Aim: Single out the lines that include the word "compared". Copy them.

Some records:
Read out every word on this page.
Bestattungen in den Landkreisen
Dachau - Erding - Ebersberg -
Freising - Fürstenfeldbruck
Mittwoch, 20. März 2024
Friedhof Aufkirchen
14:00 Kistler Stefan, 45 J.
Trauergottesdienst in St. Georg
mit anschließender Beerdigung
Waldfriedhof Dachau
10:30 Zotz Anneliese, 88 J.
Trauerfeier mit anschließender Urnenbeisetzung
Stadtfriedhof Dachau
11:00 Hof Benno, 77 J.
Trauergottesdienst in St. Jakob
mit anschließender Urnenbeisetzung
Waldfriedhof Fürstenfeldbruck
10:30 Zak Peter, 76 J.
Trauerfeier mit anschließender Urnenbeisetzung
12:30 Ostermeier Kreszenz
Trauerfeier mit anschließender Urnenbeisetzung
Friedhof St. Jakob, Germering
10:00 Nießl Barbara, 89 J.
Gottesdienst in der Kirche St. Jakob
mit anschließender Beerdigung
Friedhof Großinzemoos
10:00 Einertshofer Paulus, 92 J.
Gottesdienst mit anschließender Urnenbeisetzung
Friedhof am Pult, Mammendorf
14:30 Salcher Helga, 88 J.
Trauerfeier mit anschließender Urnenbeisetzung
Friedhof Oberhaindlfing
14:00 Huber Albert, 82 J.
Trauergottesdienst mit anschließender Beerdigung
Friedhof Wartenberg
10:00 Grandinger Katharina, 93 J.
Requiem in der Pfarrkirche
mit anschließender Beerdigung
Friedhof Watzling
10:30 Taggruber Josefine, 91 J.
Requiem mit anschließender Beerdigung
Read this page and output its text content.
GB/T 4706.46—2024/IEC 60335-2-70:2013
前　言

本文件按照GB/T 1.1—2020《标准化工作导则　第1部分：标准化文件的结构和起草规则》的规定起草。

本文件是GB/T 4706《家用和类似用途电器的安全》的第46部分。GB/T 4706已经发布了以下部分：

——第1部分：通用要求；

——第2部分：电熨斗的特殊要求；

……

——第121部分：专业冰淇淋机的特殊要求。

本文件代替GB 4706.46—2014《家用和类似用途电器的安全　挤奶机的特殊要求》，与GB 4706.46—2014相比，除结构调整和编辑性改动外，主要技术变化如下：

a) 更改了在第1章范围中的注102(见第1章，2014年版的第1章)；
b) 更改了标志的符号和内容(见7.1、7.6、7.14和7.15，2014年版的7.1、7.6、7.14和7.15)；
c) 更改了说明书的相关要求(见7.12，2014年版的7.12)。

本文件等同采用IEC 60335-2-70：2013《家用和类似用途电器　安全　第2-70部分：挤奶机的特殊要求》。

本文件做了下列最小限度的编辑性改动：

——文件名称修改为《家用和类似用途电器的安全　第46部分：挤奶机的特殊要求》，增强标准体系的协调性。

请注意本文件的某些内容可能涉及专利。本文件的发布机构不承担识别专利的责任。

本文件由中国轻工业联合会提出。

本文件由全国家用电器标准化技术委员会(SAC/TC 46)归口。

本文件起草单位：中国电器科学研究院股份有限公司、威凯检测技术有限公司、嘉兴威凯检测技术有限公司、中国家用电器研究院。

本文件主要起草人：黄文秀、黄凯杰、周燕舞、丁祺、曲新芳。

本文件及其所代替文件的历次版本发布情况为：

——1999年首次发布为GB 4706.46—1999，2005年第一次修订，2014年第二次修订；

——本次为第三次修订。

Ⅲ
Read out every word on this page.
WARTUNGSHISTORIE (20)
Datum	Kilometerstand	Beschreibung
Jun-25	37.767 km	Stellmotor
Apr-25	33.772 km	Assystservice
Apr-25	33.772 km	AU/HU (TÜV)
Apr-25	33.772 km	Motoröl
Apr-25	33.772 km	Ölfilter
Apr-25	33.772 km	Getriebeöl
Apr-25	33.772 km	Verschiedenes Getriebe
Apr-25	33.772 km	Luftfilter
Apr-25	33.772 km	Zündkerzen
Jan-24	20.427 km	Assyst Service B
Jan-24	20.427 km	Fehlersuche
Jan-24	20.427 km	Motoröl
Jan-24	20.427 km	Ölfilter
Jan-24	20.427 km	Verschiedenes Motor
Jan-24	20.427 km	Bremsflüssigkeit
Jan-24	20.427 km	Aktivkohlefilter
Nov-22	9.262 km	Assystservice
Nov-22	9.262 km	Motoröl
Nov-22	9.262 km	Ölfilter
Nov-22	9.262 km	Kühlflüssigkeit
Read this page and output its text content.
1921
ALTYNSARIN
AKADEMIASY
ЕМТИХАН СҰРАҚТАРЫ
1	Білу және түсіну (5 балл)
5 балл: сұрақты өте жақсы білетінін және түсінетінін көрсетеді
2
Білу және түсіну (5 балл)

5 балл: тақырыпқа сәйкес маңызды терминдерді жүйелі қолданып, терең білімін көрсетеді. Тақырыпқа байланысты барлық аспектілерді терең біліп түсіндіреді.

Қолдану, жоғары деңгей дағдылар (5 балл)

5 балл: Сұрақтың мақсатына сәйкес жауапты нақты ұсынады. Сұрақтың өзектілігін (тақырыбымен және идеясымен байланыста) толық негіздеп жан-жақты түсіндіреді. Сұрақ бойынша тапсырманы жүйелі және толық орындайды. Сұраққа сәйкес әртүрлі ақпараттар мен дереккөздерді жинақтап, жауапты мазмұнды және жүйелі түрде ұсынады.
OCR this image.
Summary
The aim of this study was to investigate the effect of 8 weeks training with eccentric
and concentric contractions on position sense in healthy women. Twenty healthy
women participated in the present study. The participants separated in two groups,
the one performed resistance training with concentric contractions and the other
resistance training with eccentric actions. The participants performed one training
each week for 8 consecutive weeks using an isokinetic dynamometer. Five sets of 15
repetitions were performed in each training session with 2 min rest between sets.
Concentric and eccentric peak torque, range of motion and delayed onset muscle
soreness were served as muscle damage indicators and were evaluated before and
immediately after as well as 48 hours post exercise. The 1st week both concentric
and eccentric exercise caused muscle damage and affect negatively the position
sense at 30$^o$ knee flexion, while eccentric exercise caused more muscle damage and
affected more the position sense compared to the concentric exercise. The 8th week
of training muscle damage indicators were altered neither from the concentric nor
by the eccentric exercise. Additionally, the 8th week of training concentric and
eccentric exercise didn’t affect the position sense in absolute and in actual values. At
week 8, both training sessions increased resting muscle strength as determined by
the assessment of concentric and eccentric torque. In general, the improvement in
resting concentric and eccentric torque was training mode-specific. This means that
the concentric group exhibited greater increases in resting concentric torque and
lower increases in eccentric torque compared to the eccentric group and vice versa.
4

Task solution:
affected more the position sense compared to the concentric exercise. The 8th week
lower increases in eccentric torque compared to the eccentric group and vice versa.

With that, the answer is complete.